- **DATASET RECORDS**
►

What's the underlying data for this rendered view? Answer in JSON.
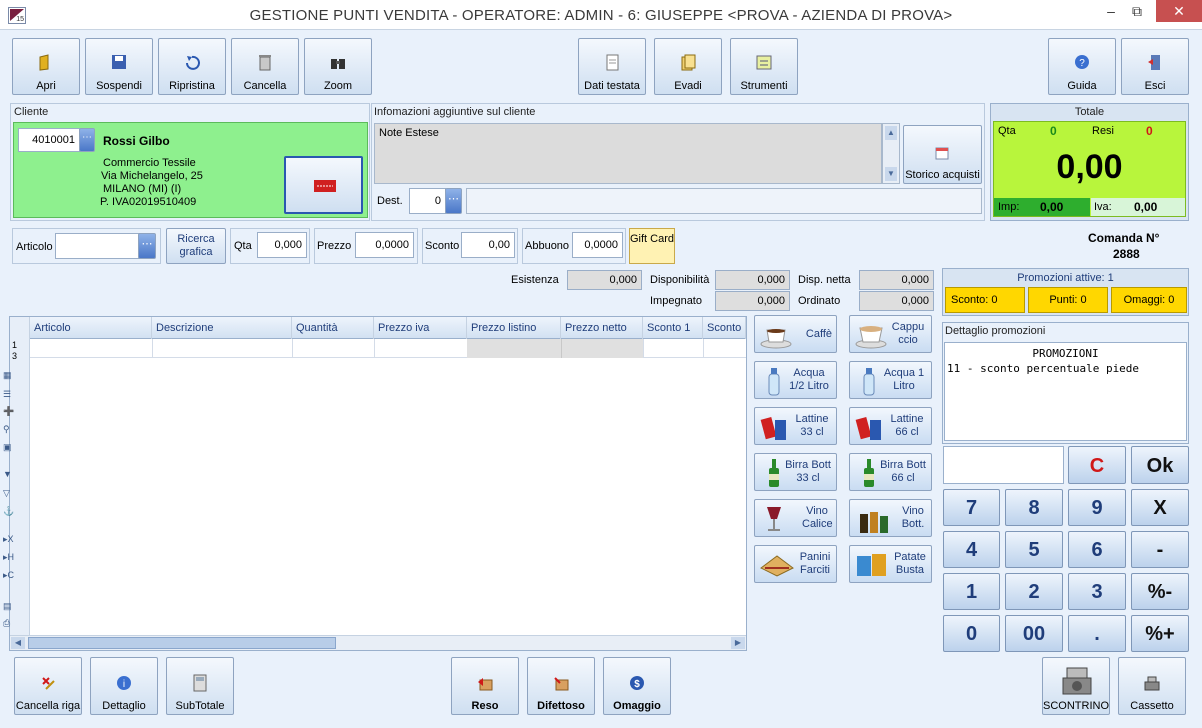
{
  "window": {
    "title": "GESTIONE PUNTI VENDITA - OPERATORE: ADMIN - 6: GIUSEPPE <PROVA - AZIENDA DI PROVA>",
    "icon_number": "15"
  },
  "toolbar": {
    "apri": "Apri",
    "sospendi": "Sospendi",
    "ripristina": "Ripristina",
    "cancella": "Cancella",
    "zoom": "Zoom",
    "dati_testata": "Dati testata",
    "evadi": "Evadi",
    "strumenti": "Strumenti",
    "guida": "Guida",
    "esci": "Esci"
  },
  "cliente": {
    "title": "Cliente",
    "code": "4010001",
    "name": "Rossi Gilbo",
    "line1": "Commercio Tessile",
    "line2": "Via Michelangelo, 25",
    "line3": "MILANO (MI)   (I)",
    "line4": "P. IVA02019510409"
  },
  "info": {
    "title": "Infomazioni aggiuntive sul cliente",
    "note": "Note Estese",
    "storico": "Storico acquisti",
    "dest_label": "Dest.",
    "dest_value": "0"
  },
  "totale": {
    "title": "Totale",
    "qta_label": "Qta",
    "qta_value": "0",
    "resi_label": "Resi",
    "resi_value": "0",
    "amount": "0,00",
    "imp_label": "Imp:",
    "imp_value": "0,00",
    "iva_label": "Iva:",
    "iva_value": "0,00"
  },
  "entry": {
    "articolo": "Articolo",
    "ricerca": "Ricerca grafica",
    "qta": "Qta",
    "qta_value": "0,000",
    "prezzo": "Prezzo",
    "prezzo_value": "0,0000",
    "sconto": "Sconto",
    "sconto_value": "0,00",
    "abbuono": "Abbuono",
    "abbuono_value": "0,0000",
    "gift": "Gift Card"
  },
  "comanda": {
    "label": "Comanda N°",
    "number": "2888"
  },
  "stock": {
    "esistenza": "Esistenza",
    "esistenza_value": "0,000",
    "disponibilita": "Disponibilità",
    "disponibilita_value": "0,000",
    "disp_netta": "Disp. netta",
    "disp_netta_value": "0,000",
    "impegnato": "Impegnato",
    "impegnato_value": "0,000",
    "ordinato": "Ordinato",
    "ordinato_value": "0,000"
  },
  "grid": {
    "columns": [
      "Articolo",
      "Descrizione",
      "Quantità",
      "Prezzo iva",
      "Prezzo listino",
      "Prezzo netto",
      "Sconto 1",
      "Sconto"
    ],
    "row_number": "1",
    "row_count": "3"
  },
  "products": [
    {
      "label": "Caffè"
    },
    {
      "label": "Cappu ccio"
    },
    {
      "label": "Acqua 1/2 Litro"
    },
    {
      "label": "Acqua 1 Litro"
    },
    {
      "label": "Lattine 33 cl"
    },
    {
      "label": "Lattine 66 cl"
    },
    {
      "label": "Birra Bott 33 cl"
    },
    {
      "label": "Birra Bott 66 cl"
    },
    {
      "label": "Vino Calice"
    },
    {
      "label": "Vino Bott."
    },
    {
      "label": "Panini Farciti"
    },
    {
      "label": "Patate Busta"
    }
  ],
  "promo": {
    "title": "Promozioni attive: 1",
    "sconto": "Sconto: 0",
    "punti": "Punti: 0",
    "omaggi": "Omaggi: 0",
    "detail_title": "Dettaglio promozioni",
    "detail_header": "PROMOZIONI",
    "detail_line": "11 - sconto percentuale piede"
  },
  "keypad": {
    "c": "C",
    "ok": "Ok",
    "k7": "7",
    "k8": "8",
    "k9": "9",
    "x": "X",
    "k4": "4",
    "k5": "5",
    "k6": "6",
    "minus": "-",
    "k1": "1",
    "k2": "2",
    "k3": "3",
    "pmin": "%-",
    "k0": "0",
    "k00": "00",
    "dot": ".",
    "pplus": "%+"
  },
  "bottom": {
    "cancella_riga": "Cancella riga",
    "dettaglio": "Dettaglio",
    "subtotale": "SubTotale",
    "reso": "Reso",
    "difettoso": "Difettoso",
    "omaggio": "Omaggio",
    "scontrino": "SCONTRINO",
    "cassetto": "Cassetto"
  },
  "colors": {
    "green_panel": "#8ef08e",
    "total_panel": "#b8f53c",
    "promo_yellow": "#ffd700",
    "gift_yellow": "#fff2b3",
    "accent_red": "#d01818"
  }
}
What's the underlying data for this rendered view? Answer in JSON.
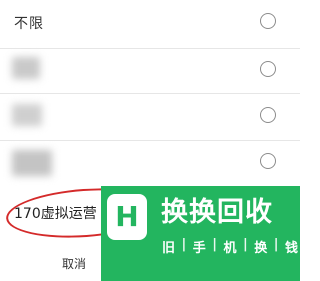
{
  "options": [
    {
      "label": "不限"
    },
    {
      "label": ""
    },
    {
      "label": ""
    },
    {
      "label": ""
    },
    {
      "label": "170虚拟运营"
    }
  ],
  "cancel_label": "取消",
  "watermark": {
    "mark": "H",
    "title": "换换回收",
    "subtitle": [
      "旧",
      "手",
      "机",
      "换",
      "钱"
    ]
  },
  "colors": {
    "accent_green": "#23b55f",
    "annotation_red": "#d42a2a",
    "radio_border": "#8c8c8c"
  }
}
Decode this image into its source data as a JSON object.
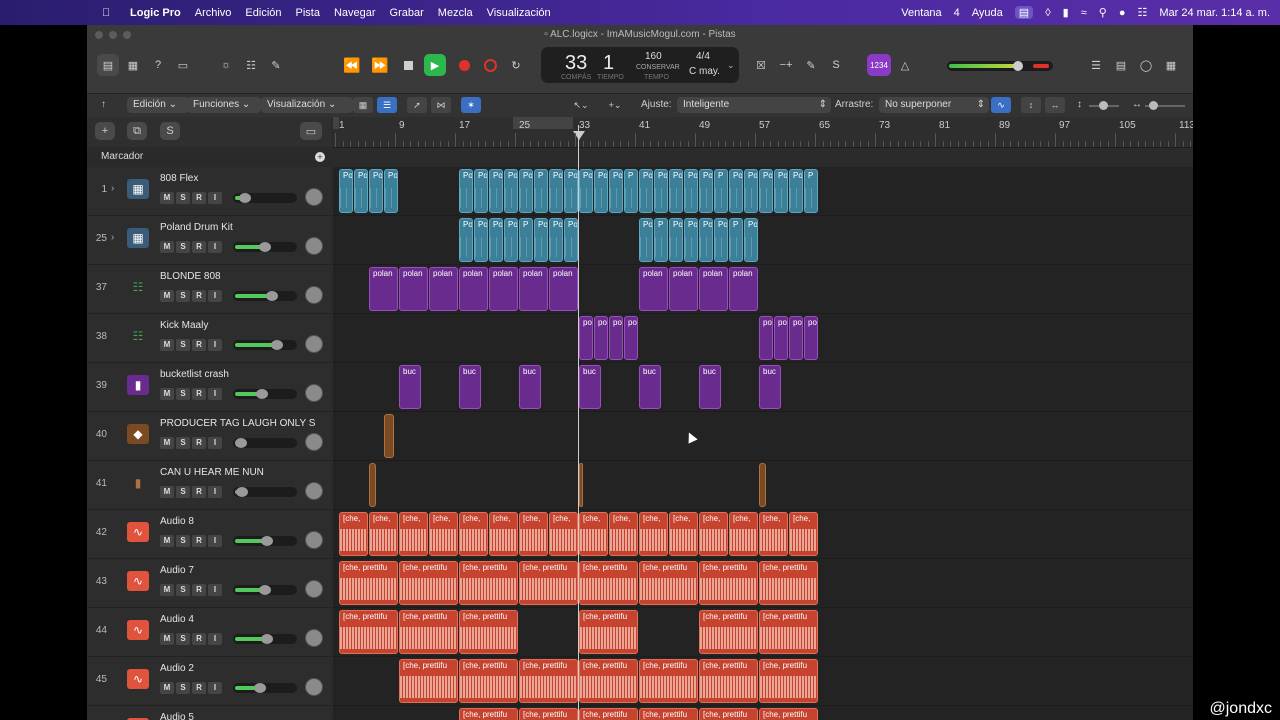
{
  "menubar": {
    "app": "Logic Pro",
    "items": [
      "Archivo",
      "Edición",
      "Pista",
      "Navegar",
      "Grabar",
      "Mezcla",
      "Visualización"
    ],
    "right_items": [
      "Ventana",
      "4",
      "Ayuda"
    ],
    "datetime": "Mar 24 mar.  1:14 a. m."
  },
  "window": {
    "title": "ALC.logicx - ImAMusicMogul.com - Pistas"
  },
  "lcd": {
    "bar": "33",
    "beat": "1",
    "bar_label": "COMPÁS",
    "beat_label": "TIEMPO",
    "tempo": "160",
    "tempo_mode": "CONSERVAR",
    "tempo_label": "TEMPO",
    "signature": "4/4",
    "key": "C may."
  },
  "count_in": "1234",
  "toolbar": {
    "edit": "Edición",
    "functions": "Funciones",
    "view": "Visualización",
    "snap_label": "Ajuste:",
    "snap_value": "Inteligente",
    "drag_label": "Arrastre:",
    "drag_value": "No superponer"
  },
  "marker_label": "Marcador",
  "add_track_label": "+",
  "solo_label": "S",
  "ruler_numbers": [
    "1",
    "9",
    "17",
    "25",
    "33",
    "41",
    "49",
    "57",
    "65",
    "73",
    "81",
    "89",
    "97",
    "105",
    "113"
  ],
  "tracks": [
    {
      "num": "1",
      "name": "808 Flex",
      "type": "drum",
      "level": 0.15
    },
    {
      "num": "25",
      "name": "Poland Drum Kit",
      "type": "drum",
      "level": 0.55
    },
    {
      "num": "37",
      "name": "BLONDE 808",
      "type": "synth",
      "level": 0.7
    },
    {
      "num": "38",
      "name": "Kick Maaly",
      "type": "synth",
      "level": 0.8
    },
    {
      "num": "39",
      "name": "bucketlist crash",
      "type": "sampler",
      "level": 0.5
    },
    {
      "num": "40",
      "name": "PRODUCER TAG LAUGH ONLY S",
      "type": "guitar",
      "level": 0.0
    },
    {
      "num": "41",
      "name": "CAN U HEAR ME NUN",
      "type": "bass",
      "level": 0.1
    },
    {
      "num": "42",
      "name": "Audio 8",
      "type": "audio",
      "level": 0.6
    },
    {
      "num": "43",
      "name": "Audio 7",
      "type": "audio",
      "level": 0.55
    },
    {
      "num": "44",
      "name": "Audio 4",
      "type": "audio",
      "level": 0.6
    },
    {
      "num": "45",
      "name": "Audio 2",
      "type": "audio",
      "level": 0.45
    },
    {
      "num": "",
      "name": "Audio 5",
      "type": "audio",
      "level": 0.4
    }
  ],
  "msri": [
    "M",
    "S",
    "R",
    "I"
  ],
  "region_labels": {
    "po": "Po",
    "p": "P",
    "polan": "polan",
    "po_lower": "po",
    "buc": "buc",
    "che_short": "[che,",
    "che_long": "[che, prettifu"
  },
  "watermark": "@jondxc",
  "colors": {
    "teal": "#3b7f99",
    "purple": "#6a2b8e",
    "red": "#c5432f",
    "play": "#2db84d",
    "record": "#e0312b",
    "accent": "#3a6fc4"
  }
}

◄

- **WORK REQUIRED**
Return each line among the entries that holds the word "Birra".

- **SOLUTION FOR THIS PROBLEM**
      "label": "Birra Bott 33 cl"
      "label": "Birra Bott 66 cl"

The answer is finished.